TO DO — Write out, precisely and in full, each line of the material.

DATA LISTING —
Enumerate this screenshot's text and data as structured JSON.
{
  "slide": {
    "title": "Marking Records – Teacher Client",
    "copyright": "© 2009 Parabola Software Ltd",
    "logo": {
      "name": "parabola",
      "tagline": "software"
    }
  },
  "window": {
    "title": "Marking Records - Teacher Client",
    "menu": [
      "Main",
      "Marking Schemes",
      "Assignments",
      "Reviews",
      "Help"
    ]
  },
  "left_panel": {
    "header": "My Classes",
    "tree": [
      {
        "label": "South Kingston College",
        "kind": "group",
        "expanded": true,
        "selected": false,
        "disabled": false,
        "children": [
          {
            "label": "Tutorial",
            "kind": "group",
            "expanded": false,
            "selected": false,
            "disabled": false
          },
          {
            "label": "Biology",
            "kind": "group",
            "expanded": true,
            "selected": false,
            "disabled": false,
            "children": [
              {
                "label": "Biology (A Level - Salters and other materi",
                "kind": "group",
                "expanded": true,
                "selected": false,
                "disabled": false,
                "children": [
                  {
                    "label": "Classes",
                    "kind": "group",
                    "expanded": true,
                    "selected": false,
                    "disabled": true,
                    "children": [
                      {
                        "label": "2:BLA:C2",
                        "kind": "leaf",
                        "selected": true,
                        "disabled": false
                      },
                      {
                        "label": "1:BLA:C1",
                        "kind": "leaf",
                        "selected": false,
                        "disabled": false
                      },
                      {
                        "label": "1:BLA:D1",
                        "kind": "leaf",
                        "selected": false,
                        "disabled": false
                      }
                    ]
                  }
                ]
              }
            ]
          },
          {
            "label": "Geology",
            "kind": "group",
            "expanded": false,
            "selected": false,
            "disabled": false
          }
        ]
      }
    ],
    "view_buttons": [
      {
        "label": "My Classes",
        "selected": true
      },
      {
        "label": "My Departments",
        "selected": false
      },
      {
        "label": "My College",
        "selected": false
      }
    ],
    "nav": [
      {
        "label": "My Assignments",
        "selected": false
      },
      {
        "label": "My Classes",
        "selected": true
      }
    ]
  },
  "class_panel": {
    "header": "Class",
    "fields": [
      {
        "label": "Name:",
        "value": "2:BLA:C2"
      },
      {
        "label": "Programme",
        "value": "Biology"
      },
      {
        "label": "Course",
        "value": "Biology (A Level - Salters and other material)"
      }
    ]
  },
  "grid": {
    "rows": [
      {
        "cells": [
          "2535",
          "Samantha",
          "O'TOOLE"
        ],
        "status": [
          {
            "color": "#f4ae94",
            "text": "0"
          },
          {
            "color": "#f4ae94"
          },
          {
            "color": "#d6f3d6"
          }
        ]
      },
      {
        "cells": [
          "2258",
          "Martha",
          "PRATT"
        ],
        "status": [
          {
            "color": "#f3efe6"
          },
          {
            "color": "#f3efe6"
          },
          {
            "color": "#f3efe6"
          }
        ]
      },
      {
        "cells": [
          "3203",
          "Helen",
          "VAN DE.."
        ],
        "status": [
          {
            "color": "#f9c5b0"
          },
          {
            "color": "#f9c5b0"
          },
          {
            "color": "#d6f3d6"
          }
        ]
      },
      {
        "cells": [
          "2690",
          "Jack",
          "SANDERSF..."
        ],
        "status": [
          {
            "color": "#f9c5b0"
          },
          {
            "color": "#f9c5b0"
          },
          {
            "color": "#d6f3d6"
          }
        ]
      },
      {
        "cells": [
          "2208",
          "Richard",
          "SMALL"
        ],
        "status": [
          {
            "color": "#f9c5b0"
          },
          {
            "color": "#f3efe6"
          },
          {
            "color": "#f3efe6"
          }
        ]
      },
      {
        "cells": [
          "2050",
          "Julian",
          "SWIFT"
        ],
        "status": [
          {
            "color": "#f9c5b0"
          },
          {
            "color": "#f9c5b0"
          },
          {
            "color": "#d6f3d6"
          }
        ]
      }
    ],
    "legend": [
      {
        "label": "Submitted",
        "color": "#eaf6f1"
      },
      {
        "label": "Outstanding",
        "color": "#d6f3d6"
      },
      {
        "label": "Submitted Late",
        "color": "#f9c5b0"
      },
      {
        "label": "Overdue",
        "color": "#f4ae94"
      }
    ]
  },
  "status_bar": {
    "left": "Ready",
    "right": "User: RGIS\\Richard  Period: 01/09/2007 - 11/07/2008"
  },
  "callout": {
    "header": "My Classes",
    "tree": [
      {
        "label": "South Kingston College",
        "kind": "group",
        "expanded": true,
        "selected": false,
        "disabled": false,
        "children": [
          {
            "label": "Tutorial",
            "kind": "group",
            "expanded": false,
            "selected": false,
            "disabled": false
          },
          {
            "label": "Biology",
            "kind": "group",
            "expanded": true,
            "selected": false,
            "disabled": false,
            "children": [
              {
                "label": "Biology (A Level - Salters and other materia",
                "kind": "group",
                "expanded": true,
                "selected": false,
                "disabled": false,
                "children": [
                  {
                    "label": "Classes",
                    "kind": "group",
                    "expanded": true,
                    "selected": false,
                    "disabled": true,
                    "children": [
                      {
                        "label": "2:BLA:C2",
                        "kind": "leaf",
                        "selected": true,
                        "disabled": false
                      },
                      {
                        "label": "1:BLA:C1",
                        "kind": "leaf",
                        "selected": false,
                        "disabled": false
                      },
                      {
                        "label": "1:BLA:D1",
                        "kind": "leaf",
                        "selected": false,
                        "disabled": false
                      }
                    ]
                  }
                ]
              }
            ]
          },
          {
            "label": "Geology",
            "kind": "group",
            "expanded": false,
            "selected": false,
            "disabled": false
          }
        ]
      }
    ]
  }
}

WRITTEN SOLUTION —
Enumerate this screenshot's text and data as structured JSON.
{
  "slide": {
    "title": "Marking Records – Teacher Client",
    "copyright": "© 2009 Parabola Software Ltd",
    "logo": {
      "name": "parabola",
      "tagline": "software"
    }
  },
  "window": {
    "title": "Marking Records - Teacher Client",
    "menu": [
      "Main",
      "Marking Schemes",
      "Assignments",
      "Reviews",
      "Help"
    ]
  },
  "left_panel": {
    "header": "My Classes",
    "tree": [
      {
        "label": "South Kingston College",
        "kind": "group",
        "expanded": true,
        "selected": false,
        "disabled": false,
        "children": [
          {
            "label": "Tutorial",
            "kind": "group",
            "expanded": false,
            "selected": false,
            "disabled": false
          },
          {
            "label": "Biology",
            "kind": "group",
            "expanded": true,
            "selected": false,
            "disabled": false,
            "children": [
              {
                "label": "Biology (A Level - Salters and other materi",
                "kind": "group",
                "expanded": true,
                "selected": false,
                "disabled": false,
                "children": [
                  {
                    "label": "Classes",
                    "kind": "group",
                    "expanded": true,
                    "selected": false,
                    "disabled": true,
                    "children": [
                      {
                        "label": "2:BLA:C2",
                        "kind": "leaf",
                        "selected": true,
                        "disabled": false
                      },
                      {
                        "label": "1:BLA:C1",
                        "kind": "leaf",
                        "selected": false,
                        "disabled": false
                      },
                      {
                        "label": "1:BLA:D1",
                        "kind": "leaf",
                        "selected": false,
                        "disabled": false
                      }
                    ]
                  }
                ]
              }
            ]
          },
          {
            "label": "Geology",
            "kind": "group",
            "expanded": false,
            "selected": false,
            "disabled": false
          }
        ]
      }
    ],
    "view_buttons": [
      {
        "label": "My Classes",
        "selected": true
      },
      {
        "label": "My Departments",
        "selected": false
      },
      {
        "label": "My College",
        "selected": false
      }
    ],
    "nav": [
      {
        "label": "My Assignments",
        "selected": false
      },
      {
        "label": "My Classes",
        "selected": true
      }
    ]
  },
  "class_panel": {
    "header": "Class",
    "fields": [
      {
        "label": "Name:",
        "value": "2:BLA:C2"
      },
      {
        "label": "Programme",
        "value": "Biology"
      },
      {
        "label": "Course",
        "value": "Biology (A Level - Salters and other material)"
      }
    ]
  },
  "grid": {
    "rows": [
      {
        "cells": [
          "2535",
          "Samantha",
          "O'TOOLE"
        ],
        "status": [
          {
            "color": "#f4ae94",
            "text": "0"
          },
          {
            "color": "#f4ae94"
          },
          {
            "color": "#d6f3d6"
          }
        ]
      },
      {
        "cells": [
          "2258",
          "Martha",
          "PRATT"
        ],
        "status": [
          {
            "color": "#f3efe6"
          },
          {
            "color": "#f3efe6"
          },
          {
            "color": "#f3efe6"
          }
        ]
      },
      {
        "cells": [
          "3203",
          "Helen",
          "VAN DE.."
        ],
        "status": [
          {
            "color": "#f9c5b0"
          },
          {
            "color": "#f9c5b0"
          },
          {
            "color": "#d6f3d6"
          }
        ]
      },
      {
        "cells": [
          "2690",
          "Jack",
          "SANDERSF..."
        ],
        "status": [
          {
            "color": "#f9c5b0"
          },
          {
            "color": "#f9c5b0"
          },
          {
            "color": "#d6f3d6"
          }
        ]
      },
      {
        "cells": [
          "2208",
          "Richard",
          "SMALL"
        ],
        "status": [
          {
            "color": "#f9c5b0"
          },
          {
            "color": "#f3efe6"
          },
          {
            "color": "#f3efe6"
          }
        ]
      },
      {
        "cells": [
          "2050",
          "Julian",
          "SWIFT"
        ],
        "status": [
          {
            "color": "#f9c5b0"
          },
          {
            "color": "#f9c5b0"
          },
          {
            "color": "#d6f3d6"
          }
        ]
      }
    ],
    "legend": [
      {
        "label": "Submitted",
        "color": "#eaf6f1"
      },
      {
        "label": "Outstanding",
        "color": "#d6f3d6"
      },
      {
        "label": "Submitted Late",
        "color": "#f9c5b0"
      },
      {
        "label": "Overdue",
        "color": "#f4ae94"
      }
    ]
  },
  "status_bar": {
    "left": "Ready",
    "right": "User: RGIS\\Richard  Period: 01/09/2007 - 11/07/2008"
  },
  "callout": {
    "header": "My Classes",
    "tree": [
      {
        "label": "South Kingston College",
        "kind": "group",
        "expanded": true,
        "selected": false,
        "disabled": false,
        "children": [
          {
            "label": "Tutorial",
            "kind": "group",
            "expanded": false,
            "selected": false,
            "disabled": false
          },
          {
            "label": "Biology",
            "kind": "group",
            "expanded": true,
            "selected": false,
            "disabled": false,
            "children": [
              {
                "label": "Biology (A Level - Salters and other materia",
                "kind": "group",
                "expanded": true,
                "selected": false,
                "disabled": false,
                "children": [
                  {
                    "label": "Classes",
                    "kind": "group",
                    "expanded": true,
                    "selected": false,
                    "disabled": true,
                    "children": [
                      {
                        "label": "2:BLA:C2",
                        "kind": "leaf",
                        "selected": true,
                        "disabled": false
                      },
                      {
                        "label": "1:BLA:C1",
                        "kind": "leaf",
                        "selected": false,
                        "disabled": false
                      },
                      {
                        "label": "1:BLA:D1",
                        "kind": "leaf",
                        "selected": false,
                        "disabled": false
                      }
                    ]
                  }
                ]
              }
            ]
          },
          {
            "label": "Geology",
            "kind": "group",
            "expanded": false,
            "selected": false,
            "disabled": false
          }
        ]
      }
    ]
  }
}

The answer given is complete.